**What is needed**. Can you give the records again starting with the line containing "Detect and localize" and going on through the line containing "svg-text:10.0: 10.0 (611, 97, 642, 117)", changing "UI elements" to "interface elements" and keeping everything else the same? Leave the pictures out of your answer.

**Raw records**.
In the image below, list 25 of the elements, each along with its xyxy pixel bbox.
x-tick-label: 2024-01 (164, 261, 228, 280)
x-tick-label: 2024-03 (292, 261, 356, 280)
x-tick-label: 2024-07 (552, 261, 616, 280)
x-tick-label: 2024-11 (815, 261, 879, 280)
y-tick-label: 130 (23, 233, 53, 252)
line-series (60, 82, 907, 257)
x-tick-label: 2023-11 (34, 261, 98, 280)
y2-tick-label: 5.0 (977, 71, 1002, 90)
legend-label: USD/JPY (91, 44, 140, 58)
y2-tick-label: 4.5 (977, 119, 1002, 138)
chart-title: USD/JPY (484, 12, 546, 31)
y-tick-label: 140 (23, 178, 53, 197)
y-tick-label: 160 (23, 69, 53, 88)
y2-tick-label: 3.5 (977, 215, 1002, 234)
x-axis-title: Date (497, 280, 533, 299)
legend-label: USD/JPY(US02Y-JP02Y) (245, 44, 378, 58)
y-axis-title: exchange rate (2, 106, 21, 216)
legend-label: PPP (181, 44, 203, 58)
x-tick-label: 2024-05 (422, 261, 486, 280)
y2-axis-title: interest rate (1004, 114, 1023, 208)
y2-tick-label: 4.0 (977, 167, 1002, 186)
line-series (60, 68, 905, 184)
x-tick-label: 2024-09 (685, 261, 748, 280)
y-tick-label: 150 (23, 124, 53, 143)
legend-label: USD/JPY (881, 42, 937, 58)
---
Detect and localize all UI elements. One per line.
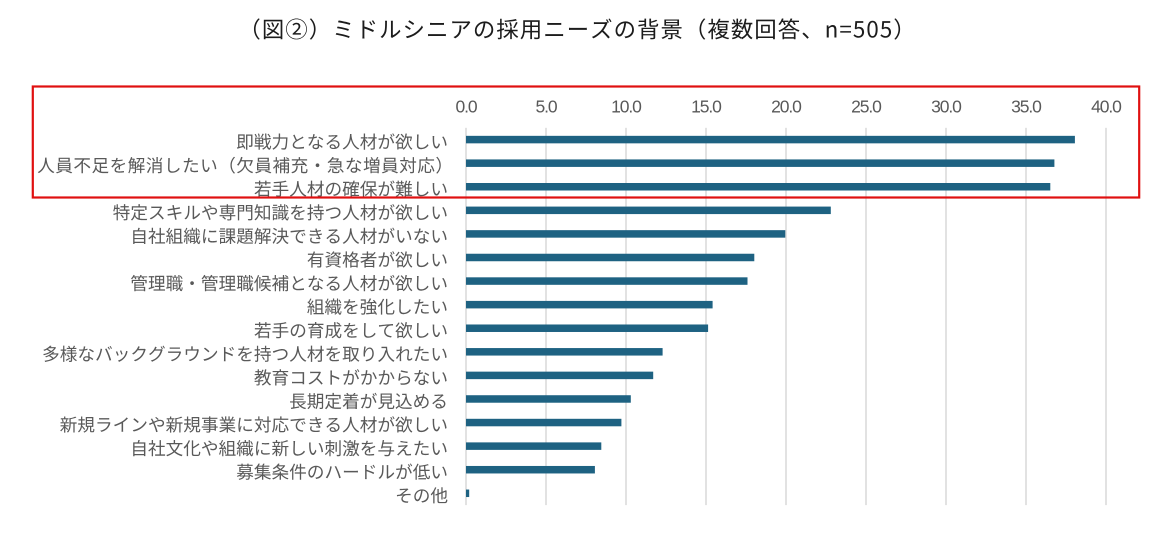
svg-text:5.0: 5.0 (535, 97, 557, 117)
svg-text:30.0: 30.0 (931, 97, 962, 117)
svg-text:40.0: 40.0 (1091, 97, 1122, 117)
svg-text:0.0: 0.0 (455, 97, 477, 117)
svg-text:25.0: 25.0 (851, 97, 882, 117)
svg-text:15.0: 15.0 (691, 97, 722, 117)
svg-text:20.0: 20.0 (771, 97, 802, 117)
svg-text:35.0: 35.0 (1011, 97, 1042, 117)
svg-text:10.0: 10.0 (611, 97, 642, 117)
* * *
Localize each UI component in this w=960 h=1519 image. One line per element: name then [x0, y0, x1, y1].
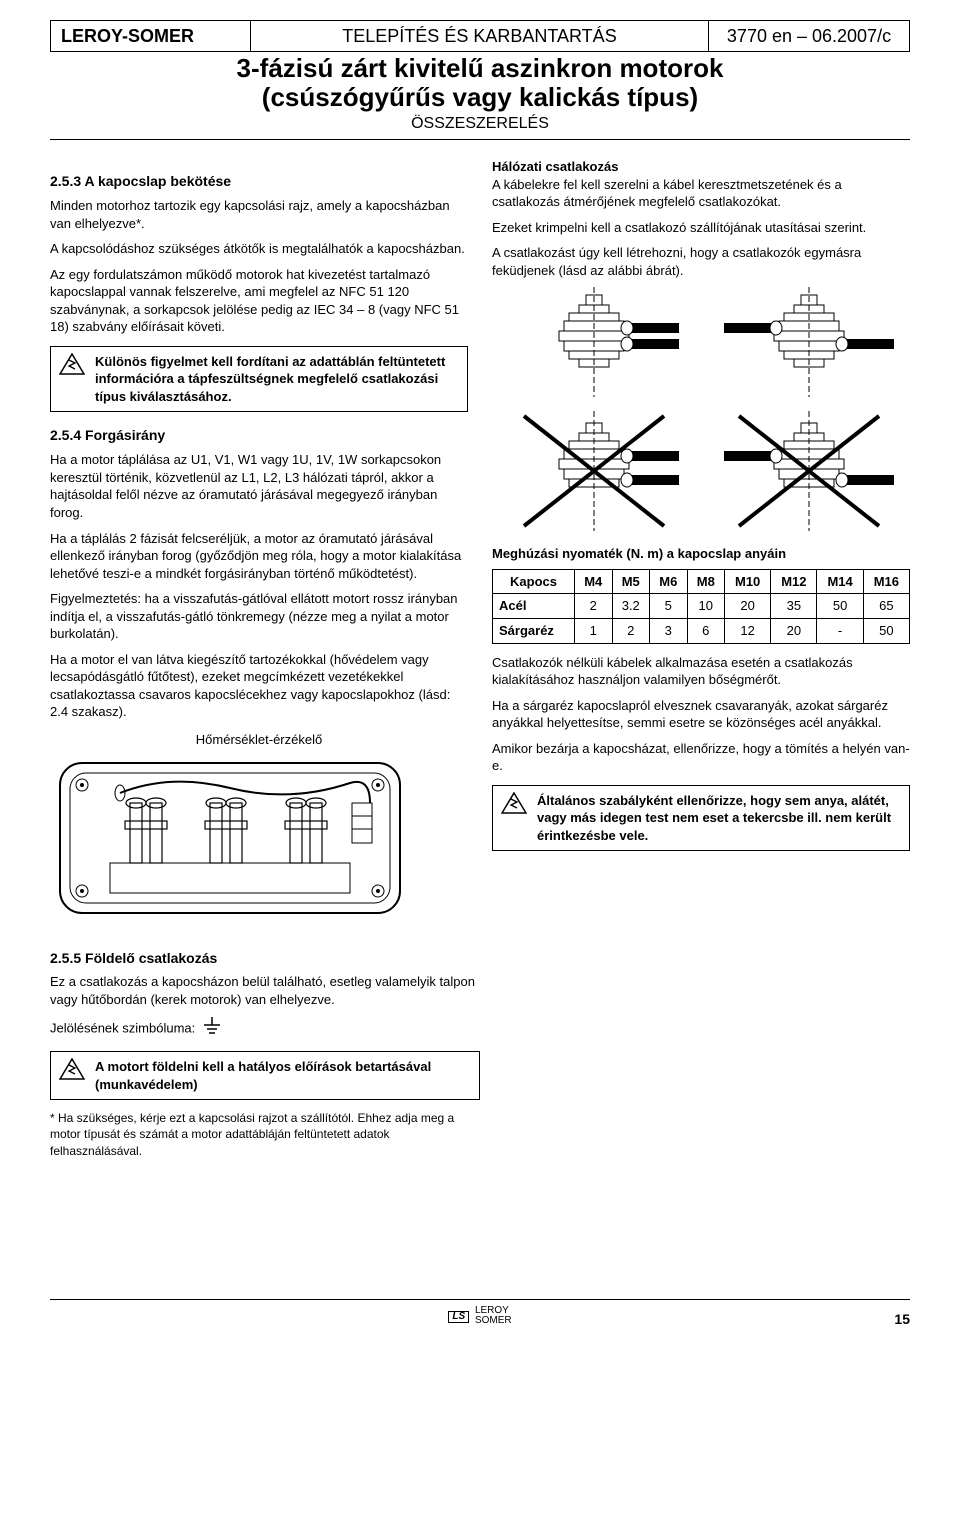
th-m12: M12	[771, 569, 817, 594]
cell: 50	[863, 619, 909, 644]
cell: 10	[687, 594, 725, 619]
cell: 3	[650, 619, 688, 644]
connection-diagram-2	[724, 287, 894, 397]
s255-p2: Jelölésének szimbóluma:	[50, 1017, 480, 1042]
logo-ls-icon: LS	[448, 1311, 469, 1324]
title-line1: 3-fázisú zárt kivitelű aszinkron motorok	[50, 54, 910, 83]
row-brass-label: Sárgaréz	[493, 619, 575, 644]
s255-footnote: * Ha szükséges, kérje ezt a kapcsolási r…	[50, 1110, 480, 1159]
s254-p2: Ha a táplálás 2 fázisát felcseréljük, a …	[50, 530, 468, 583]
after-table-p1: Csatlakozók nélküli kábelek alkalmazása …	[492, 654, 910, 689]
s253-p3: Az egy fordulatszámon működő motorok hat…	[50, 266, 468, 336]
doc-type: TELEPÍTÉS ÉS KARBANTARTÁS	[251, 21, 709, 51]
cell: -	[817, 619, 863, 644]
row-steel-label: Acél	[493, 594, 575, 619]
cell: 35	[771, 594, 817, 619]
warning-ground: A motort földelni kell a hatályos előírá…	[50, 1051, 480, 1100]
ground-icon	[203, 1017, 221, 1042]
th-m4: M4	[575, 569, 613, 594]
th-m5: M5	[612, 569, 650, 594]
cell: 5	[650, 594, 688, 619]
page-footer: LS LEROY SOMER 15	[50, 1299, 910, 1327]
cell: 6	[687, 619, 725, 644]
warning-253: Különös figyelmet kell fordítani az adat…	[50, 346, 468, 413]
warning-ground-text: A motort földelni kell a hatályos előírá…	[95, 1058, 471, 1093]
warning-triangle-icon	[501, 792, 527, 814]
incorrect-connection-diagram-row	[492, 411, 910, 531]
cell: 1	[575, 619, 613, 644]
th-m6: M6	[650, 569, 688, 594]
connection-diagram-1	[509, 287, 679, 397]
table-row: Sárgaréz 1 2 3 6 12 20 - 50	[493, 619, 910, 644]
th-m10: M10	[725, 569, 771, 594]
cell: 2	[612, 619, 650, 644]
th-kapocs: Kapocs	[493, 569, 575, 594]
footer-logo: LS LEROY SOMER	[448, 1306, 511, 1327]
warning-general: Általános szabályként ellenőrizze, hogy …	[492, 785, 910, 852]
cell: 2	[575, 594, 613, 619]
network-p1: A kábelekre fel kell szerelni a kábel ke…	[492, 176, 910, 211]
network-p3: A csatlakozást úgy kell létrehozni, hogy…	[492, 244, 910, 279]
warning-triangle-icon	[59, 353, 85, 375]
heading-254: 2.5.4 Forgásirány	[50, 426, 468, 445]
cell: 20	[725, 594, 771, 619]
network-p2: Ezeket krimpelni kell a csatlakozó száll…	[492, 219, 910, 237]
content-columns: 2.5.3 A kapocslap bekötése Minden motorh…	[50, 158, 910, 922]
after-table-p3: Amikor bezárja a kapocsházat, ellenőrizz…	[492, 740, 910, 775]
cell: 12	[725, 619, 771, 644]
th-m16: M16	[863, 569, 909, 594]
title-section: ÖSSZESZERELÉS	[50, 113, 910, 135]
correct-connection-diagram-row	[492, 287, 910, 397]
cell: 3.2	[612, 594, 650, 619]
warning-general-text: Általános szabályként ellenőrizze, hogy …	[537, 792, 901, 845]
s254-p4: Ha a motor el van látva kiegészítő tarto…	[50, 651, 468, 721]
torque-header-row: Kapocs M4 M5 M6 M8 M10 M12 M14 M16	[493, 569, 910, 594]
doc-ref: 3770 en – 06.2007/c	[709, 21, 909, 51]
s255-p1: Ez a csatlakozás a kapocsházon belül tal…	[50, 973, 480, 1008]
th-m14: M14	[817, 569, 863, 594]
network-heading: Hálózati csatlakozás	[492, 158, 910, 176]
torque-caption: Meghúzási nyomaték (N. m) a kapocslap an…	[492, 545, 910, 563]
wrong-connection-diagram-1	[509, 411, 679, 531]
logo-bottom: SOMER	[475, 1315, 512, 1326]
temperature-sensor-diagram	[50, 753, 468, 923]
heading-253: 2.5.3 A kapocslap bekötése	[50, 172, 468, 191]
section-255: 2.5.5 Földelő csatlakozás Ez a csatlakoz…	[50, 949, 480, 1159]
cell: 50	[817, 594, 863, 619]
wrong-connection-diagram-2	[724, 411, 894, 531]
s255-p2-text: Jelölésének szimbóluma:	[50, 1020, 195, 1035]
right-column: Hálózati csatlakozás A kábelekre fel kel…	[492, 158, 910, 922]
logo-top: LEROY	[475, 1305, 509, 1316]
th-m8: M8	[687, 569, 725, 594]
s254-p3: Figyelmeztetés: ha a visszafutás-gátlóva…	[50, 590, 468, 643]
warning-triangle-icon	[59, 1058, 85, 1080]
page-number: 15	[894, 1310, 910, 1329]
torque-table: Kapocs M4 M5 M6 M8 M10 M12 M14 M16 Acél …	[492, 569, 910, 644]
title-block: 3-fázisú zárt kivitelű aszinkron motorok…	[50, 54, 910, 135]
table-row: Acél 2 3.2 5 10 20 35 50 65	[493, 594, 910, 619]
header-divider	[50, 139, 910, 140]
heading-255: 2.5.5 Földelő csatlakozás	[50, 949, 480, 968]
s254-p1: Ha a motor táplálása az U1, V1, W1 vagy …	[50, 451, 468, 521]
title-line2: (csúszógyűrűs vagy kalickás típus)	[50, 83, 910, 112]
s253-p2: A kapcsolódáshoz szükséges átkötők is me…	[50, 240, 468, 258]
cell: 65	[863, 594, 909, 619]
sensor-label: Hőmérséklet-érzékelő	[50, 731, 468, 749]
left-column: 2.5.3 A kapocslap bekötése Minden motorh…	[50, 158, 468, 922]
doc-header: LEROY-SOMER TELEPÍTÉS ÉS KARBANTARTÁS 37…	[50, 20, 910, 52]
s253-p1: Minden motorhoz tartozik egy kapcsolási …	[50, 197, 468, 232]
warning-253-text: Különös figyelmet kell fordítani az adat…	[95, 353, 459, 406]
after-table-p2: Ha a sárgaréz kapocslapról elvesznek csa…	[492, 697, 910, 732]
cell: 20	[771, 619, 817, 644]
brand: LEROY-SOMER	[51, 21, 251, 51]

**Correct response**.
Detect and localize all interface elements. One per line.
svg-text:5.0: 5.0 (535, 97, 557, 117)
svg-text:30.0: 30.0 (931, 97, 962, 117)
svg-text:40.0: 40.0 (1091, 97, 1122, 117)
svg-text:0.0: 0.0 (455, 97, 477, 117)
svg-text:25.0: 25.0 (851, 97, 882, 117)
svg-text:15.0: 15.0 (691, 97, 722, 117)
svg-text:20.0: 20.0 (771, 97, 802, 117)
svg-text:35.0: 35.0 (1011, 97, 1042, 117)
svg-text:10.0: 10.0 (611, 97, 642, 117)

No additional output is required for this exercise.